TASK INSTRUCTIONS: Send back the entries below exactly as they appear.
───
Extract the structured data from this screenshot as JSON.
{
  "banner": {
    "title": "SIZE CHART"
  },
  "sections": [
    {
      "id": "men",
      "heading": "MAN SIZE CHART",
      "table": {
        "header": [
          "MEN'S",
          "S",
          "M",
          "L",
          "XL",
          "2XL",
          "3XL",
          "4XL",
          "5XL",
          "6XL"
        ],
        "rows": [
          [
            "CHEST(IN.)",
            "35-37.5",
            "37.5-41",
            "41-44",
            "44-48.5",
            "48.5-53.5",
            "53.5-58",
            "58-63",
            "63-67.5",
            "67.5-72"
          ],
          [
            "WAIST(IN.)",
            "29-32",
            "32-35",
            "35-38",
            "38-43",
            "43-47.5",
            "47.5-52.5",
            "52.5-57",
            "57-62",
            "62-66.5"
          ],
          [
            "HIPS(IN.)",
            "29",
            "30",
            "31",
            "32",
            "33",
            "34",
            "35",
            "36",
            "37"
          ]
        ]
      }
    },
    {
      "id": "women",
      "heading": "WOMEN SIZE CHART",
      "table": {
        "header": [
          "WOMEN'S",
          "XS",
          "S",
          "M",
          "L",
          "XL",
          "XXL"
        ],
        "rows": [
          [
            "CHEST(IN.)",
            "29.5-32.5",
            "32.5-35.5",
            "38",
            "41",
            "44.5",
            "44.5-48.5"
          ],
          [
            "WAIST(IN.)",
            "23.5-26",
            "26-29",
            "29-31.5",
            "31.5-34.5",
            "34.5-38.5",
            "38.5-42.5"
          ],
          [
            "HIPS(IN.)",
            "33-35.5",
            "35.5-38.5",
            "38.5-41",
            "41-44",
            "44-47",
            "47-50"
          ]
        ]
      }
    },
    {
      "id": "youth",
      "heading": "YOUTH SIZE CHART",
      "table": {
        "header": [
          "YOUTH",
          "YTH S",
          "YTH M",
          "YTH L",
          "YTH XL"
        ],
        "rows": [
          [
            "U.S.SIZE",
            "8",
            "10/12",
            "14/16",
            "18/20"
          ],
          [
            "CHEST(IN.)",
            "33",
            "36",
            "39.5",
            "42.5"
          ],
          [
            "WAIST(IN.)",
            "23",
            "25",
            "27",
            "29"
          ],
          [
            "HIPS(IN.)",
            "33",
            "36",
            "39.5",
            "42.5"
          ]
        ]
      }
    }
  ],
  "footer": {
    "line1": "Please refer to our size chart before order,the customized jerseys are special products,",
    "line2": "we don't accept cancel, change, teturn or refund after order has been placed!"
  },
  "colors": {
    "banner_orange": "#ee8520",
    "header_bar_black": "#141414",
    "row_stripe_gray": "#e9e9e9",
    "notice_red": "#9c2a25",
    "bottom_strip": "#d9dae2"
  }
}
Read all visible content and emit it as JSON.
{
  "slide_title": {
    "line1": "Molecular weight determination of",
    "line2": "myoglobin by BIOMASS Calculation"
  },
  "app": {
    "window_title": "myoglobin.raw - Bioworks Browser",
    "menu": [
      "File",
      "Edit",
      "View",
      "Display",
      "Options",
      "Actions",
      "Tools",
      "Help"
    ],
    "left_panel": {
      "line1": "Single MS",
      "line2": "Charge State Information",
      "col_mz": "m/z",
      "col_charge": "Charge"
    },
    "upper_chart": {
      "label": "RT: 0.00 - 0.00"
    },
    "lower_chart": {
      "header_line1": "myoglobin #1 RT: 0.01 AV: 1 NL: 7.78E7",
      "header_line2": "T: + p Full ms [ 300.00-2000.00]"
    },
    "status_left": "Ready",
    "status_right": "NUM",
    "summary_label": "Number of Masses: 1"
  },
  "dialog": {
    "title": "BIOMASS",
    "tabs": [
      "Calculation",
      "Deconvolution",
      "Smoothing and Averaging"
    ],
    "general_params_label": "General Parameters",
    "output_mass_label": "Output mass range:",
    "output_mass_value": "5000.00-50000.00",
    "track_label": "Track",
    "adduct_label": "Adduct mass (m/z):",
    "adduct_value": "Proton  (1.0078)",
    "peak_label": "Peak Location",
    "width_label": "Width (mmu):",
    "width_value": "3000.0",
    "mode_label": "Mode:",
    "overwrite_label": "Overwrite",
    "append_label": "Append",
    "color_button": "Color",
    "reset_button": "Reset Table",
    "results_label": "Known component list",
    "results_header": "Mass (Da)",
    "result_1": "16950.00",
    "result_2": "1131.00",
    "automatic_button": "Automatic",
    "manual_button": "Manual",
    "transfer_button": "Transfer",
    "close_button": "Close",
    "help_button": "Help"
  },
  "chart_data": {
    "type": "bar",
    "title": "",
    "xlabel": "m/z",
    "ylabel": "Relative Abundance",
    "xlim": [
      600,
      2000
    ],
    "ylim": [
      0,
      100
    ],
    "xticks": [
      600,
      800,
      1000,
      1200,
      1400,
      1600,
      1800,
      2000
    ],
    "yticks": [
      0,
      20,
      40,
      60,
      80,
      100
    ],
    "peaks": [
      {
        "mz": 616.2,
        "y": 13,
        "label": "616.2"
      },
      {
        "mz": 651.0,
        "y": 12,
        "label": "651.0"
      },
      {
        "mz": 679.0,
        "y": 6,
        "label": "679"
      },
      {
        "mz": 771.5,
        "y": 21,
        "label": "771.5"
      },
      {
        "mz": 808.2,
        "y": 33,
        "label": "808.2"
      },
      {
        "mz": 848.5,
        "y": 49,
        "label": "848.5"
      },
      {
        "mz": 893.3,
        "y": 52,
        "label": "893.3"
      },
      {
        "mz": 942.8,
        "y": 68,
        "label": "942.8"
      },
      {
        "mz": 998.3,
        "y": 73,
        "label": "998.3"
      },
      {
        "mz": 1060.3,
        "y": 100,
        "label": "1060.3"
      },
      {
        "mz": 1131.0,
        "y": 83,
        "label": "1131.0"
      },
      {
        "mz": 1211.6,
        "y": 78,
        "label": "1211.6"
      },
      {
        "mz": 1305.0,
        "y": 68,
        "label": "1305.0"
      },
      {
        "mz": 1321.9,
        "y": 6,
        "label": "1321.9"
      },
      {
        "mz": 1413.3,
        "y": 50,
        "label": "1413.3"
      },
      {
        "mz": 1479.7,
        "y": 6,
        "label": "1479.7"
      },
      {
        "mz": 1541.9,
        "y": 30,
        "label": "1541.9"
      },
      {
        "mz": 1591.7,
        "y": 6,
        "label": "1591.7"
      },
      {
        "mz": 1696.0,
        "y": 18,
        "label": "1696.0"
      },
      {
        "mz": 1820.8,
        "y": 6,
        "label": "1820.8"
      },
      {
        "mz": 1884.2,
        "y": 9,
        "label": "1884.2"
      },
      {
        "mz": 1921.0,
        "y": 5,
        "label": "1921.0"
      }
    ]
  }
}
───
WRITTEN REPLY:
Extract the structured data from this screenshot as JSON.
{
  "banner": {
    "title": "SIZE CHART"
  },
  "sections": [
    {
      "id": "men",
      "heading": "MAN SIZE CHART",
      "table": {
        "header": [
          "MEN'S",
          "S",
          "M",
          "L",
          "XL",
          "2XL",
          "3XL",
          "4XL",
          "5XL",
          "6XL"
        ],
        "rows": [
          [
            "CHEST(IN.)",
            "35-37.5",
            "37.5-41",
            "41-44",
            "44-48.5",
            "48.5-53.5",
            "53.5-58",
            "58-63",
            "63-67.5",
            "67.5-72"
          ],
          [
            "WAIST(IN.)",
            "29-32",
            "32-35",
            "35-38",
            "38-43",
            "43-47.5",
            "47.5-52.5",
            "52.5-57",
            "57-62",
            "62-66.5"
          ],
          [
            "HIPS(IN.)",
            "29",
            "30",
            "31",
            "32",
            "33",
            "34",
            "35",
            "36",
            "37"
          ]
        ]
      }
    },
    {
      "id": "women",
      "heading": "WOMEN SIZE CHART",
      "table": {
        "header": [
          "WOMEN'S",
          "XS",
          "S",
          "M",
          "L",
          "XL",
          "XXL"
        ],
        "rows": [
          [
            "CHEST(IN.)",
            "29.5-32.5",
            "32.5-35.5",
            "38",
            "41",
            "44.5",
            "44.5-48.5"
          ],
          [
            "WAIST(IN.)",
            "23.5-26",
            "26-29",
            "29-31.5",
            "31.5-34.5",
            "34.5-38.5",
            "38.5-42.5"
          ],
          [
            "HIPS(IN.)",
            "33-35.5",
            "35.5-38.5",
            "38.5-41",
            "41-44",
            "44-47",
            "47-50"
          ]
        ]
      }
    },
    {
      "id": "youth",
      "heading": "YOUTH SIZE CHART",
      "table": {
        "header": [
          "YOUTH",
          "YTH S",
          "YTH M",
          "YTH L",
          "YTH XL"
        ],
        "rows": [
          [
            "U.S.SIZE",
            "8",
            "10/12",
            "14/16",
            "18/20"
          ],
          [
            "CHEST(IN.)",
            "33",
            "36",
            "39.5",
            "42.5"
          ],
          [
            "WAIST(IN.)",
            "23",
            "25",
            "27",
            "29"
          ],
          [
            "HIPS(IN.)",
            "33",
            "36",
            "39.5",
            "42.5"
          ]
        ]
      }
    }
  ],
  "footer": {
    "line1": "Please refer to our size chart before order,the customized jerseys are special products,",
    "line2": "we don't accept cancel, change, teturn or refund after order has been placed!"
  },
  "colors": {
    "banner_orange": "#ee8520",
    "header_bar_black": "#141414",
    "row_stripe_gray": "#e9e9e9",
    "notice_red": "#9c2a25",
    "bottom_strip": "#d9dae2"
  }
}
Read all visible content and emit it as JSON.
{
  "slide_title": {
    "line1": "Molecular weight determination of",
    "line2": "myoglobin by BIOMASS Calculation"
  },
  "app": {
    "window_title": "myoglobin.raw - Bioworks Browser",
    "menu": [
      "File",
      "Edit",
      "View",
      "Display",
      "Options",
      "Actions",
      "Tools",
      "Help"
    ],
    "left_panel": {
      "line1": "Single MS",
      "line2": "Charge State Information",
      "col_mz": "m/z",
      "col_charge": "Charge"
    },
    "upper_chart": {
      "label": "RT: 0.00 - 0.00"
    },
    "lower_chart": {
      "header_line1": "myoglobin #1 RT: 0.01 AV: 1 NL: 7.78E7",
      "header_line2": "T: + p Full ms [ 300.00-2000.00]"
    },
    "status_left": "Ready",
    "status_right": "NUM",
    "summary_label": "Number of Masses: 1"
  },
  "dialog": {
    "title": "BIOMASS",
    "tabs": [
      "Calculation",
      "Deconvolution",
      "Smoothing and Averaging"
    ],
    "general_params_label": "General Parameters",
    "output_mass_label": "Output mass range:",
    "output_mass_value": "5000.00-50000.00",
    "track_label": "Track",
    "adduct_label": "Adduct mass (m/z):",
    "adduct_value": "Proton  (1.0078)",
    "peak_label": "Peak Location",
    "width_label": "Width (mmu):",
    "width_value": "3000.0",
    "mode_label": "Mode:",
    "overwrite_label": "Overwrite",
    "append_label": "Append",
    "color_button": "Color",
    "reset_button": "Reset Table",
    "results_label": "Known component list",
    "results_header": "Mass (Da)",
    "result_1": "16950.00",
    "result_2": "1131.00",
    "automatic_button": "Automatic",
    "manual_button": "Manual",
    "transfer_button": "Transfer",
    "close_button": "Close",
    "help_button": "Help"
  },
  "chart_data": {
    "type": "bar",
    "title": "",
    "xlabel": "m/z",
    "ylabel": "Relative Abundance",
    "xlim": [
      600,
      2000
    ],
    "ylim": [
      0,
      100
    ],
    "xticks": [
      600,
      800,
      1000,
      1200,
      1400,
      1600,
      1800,
      2000
    ],
    "yticks": [
      0,
      20,
      40,
      60,
      80,
      100
    ],
    "peaks": [
      {
        "mz": 616.2,
        "y": 13,
        "label": "616.2"
      },
      {
        "mz": 651.0,
        "y": 12,
        "label": "651.0"
      },
      {
        "mz": 679.0,
        "y": 6,
        "label": "679"
      },
      {
        "mz": 771.5,
        "y": 21,
        "label": "771.5"
      },
      {
        "mz": 808.2,
        "y": 33,
        "label": "808.2"
      },
      {
        "mz": 848.5,
        "y": 49,
        "label": "848.5"
      },
      {
        "mz": 893.3,
        "y": 52,
        "label": "893.3"
      },
      {
        "mz": 942.8,
        "y": 68,
        "label": "942.8"
      },
      {
        "mz": 998.3,
        "y": 73,
        "label": "998.3"
      },
      {
        "mz": 1060.3,
        "y": 100,
        "label": "1060.3"
      },
      {
        "mz": 1131.0,
        "y": 83,
        "label": "1131.0"
      },
      {
        "mz": 1211.6,
        "y": 78,
        "label": "1211.6"
      },
      {
        "mz": 1305.0,
        "y": 68,
        "label": "1305.0"
      },
      {
        "mz": 1321.9,
        "y": 6,
        "label": "1321.9"
      },
      {
        "mz": 1413.3,
        "y": 50,
        "label": "1413.3"
      },
      {
        "mz": 1479.7,
        "y": 6,
        "label": "1479.7"
      },
      {
        "mz": 1541.9,
        "y": 30,
        "label": "1541.9"
      },
      {
        "mz": 1591.7,
        "y": 6,
        "label": "1591.7"
      },
      {
        "mz": 1696.0,
        "y": 18,
        "label": "1696.0"
      },
      {
        "mz": 1820.8,
        "y": 6,
        "label": "1820.8"
      },
      {
        "mz": 1884.2,
        "y": 9,
        "label": "1884.2"
      },
      {
        "mz": 1921.0,
        "y": 5,
        "label": "1921.0"
      }
    ]
  }
}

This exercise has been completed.